* _Material for this task_
** BEGIN **

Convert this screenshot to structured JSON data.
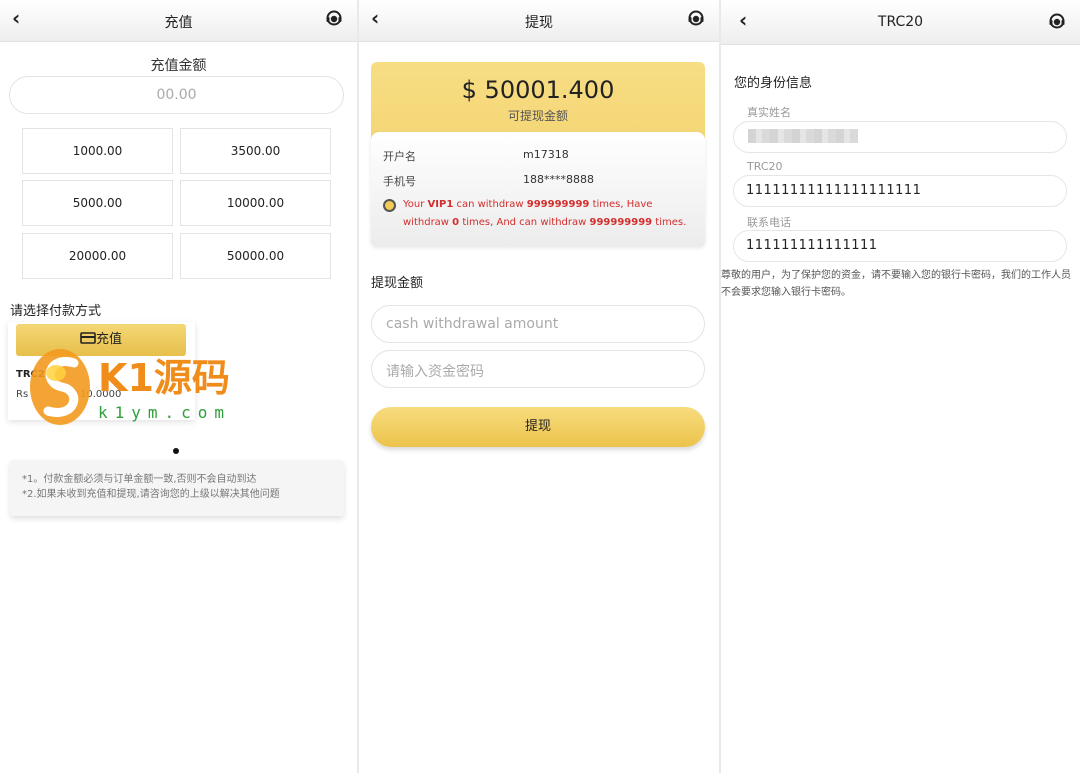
{
  "panel1": {
    "header": {
      "back": "‹",
      "title": "充值"
    },
    "amount_label": "充值金额",
    "amount_placeholder": "00.00",
    "amounts": [
      "1000.00",
      "3500.00",
      "5000.00",
      "10000.00",
      "20000.00",
      "50000.00"
    ],
    "payment_label": "请选择付款方式",
    "pay_button": "充值",
    "pay_card": {
      "name": "TRC20",
      "rate_prefix": "Rs",
      "rate_value": "10.0000"
    },
    "notes": [
      "*1。付款金额必须与订单金额一致,否则不会自动到达",
      "*2.如果未收到充值和提现,请咨询您的上级以解决其他问题"
    ],
    "watermark": {
      "brand": "K1源码",
      "domain": "k1ym.com"
    }
  },
  "panel2": {
    "header": {
      "back": "‹",
      "title": "提现"
    },
    "balance": "$ 50001.400",
    "balance_label": "可提现金额",
    "account_name_label": "开户名",
    "account_name": "m17318",
    "phone_label": "手机号",
    "phone": "188****8888",
    "vip": {
      "t1": "Your ",
      "b1": "VIP1",
      "t2": " can withdraw ",
      "b2": "999999999",
      "t3": " times, Have withdraw ",
      "b3": "0",
      "t4": " times, And can withdraw ",
      "b4": "999999999",
      "t5": " times."
    },
    "withdraw_label": "提现金额",
    "amount_placeholder": "cash withdrawal amount",
    "password_placeholder": "请输入资金密码",
    "submit": "提现"
  },
  "panel3": {
    "header": {
      "back": "‹",
      "title": "TRC20"
    },
    "section_title": "您的身份信息",
    "name_label": "真实姓名",
    "trc_label": "TRC20",
    "trc_value": "11111111111111111111",
    "phone_label": "联系电话",
    "phone_value": "111111111111111",
    "warning": "尊敬的用户，为了保护您的资金，请不要输入您的银行卡密码，我们的工作人员不会要求您输入银行卡密码。"
  },
  "colors": {
    "gold": "#f0cd62",
    "red": "#d42d2d"
  },
  "icons": {
    "back": "chevron-left-icon",
    "service": "headset-icon",
    "card": "card-icon"
  }
}
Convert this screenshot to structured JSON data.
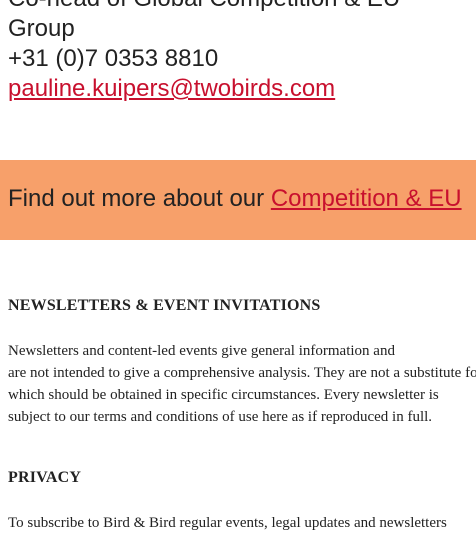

** END **

* _Requirement_
Show every line above in which the word "times" occurs.

* _Right answer_
      "t3": " times, Have withdraw ",
      "t4": " times, And can withdraw ",
      "t5": " times."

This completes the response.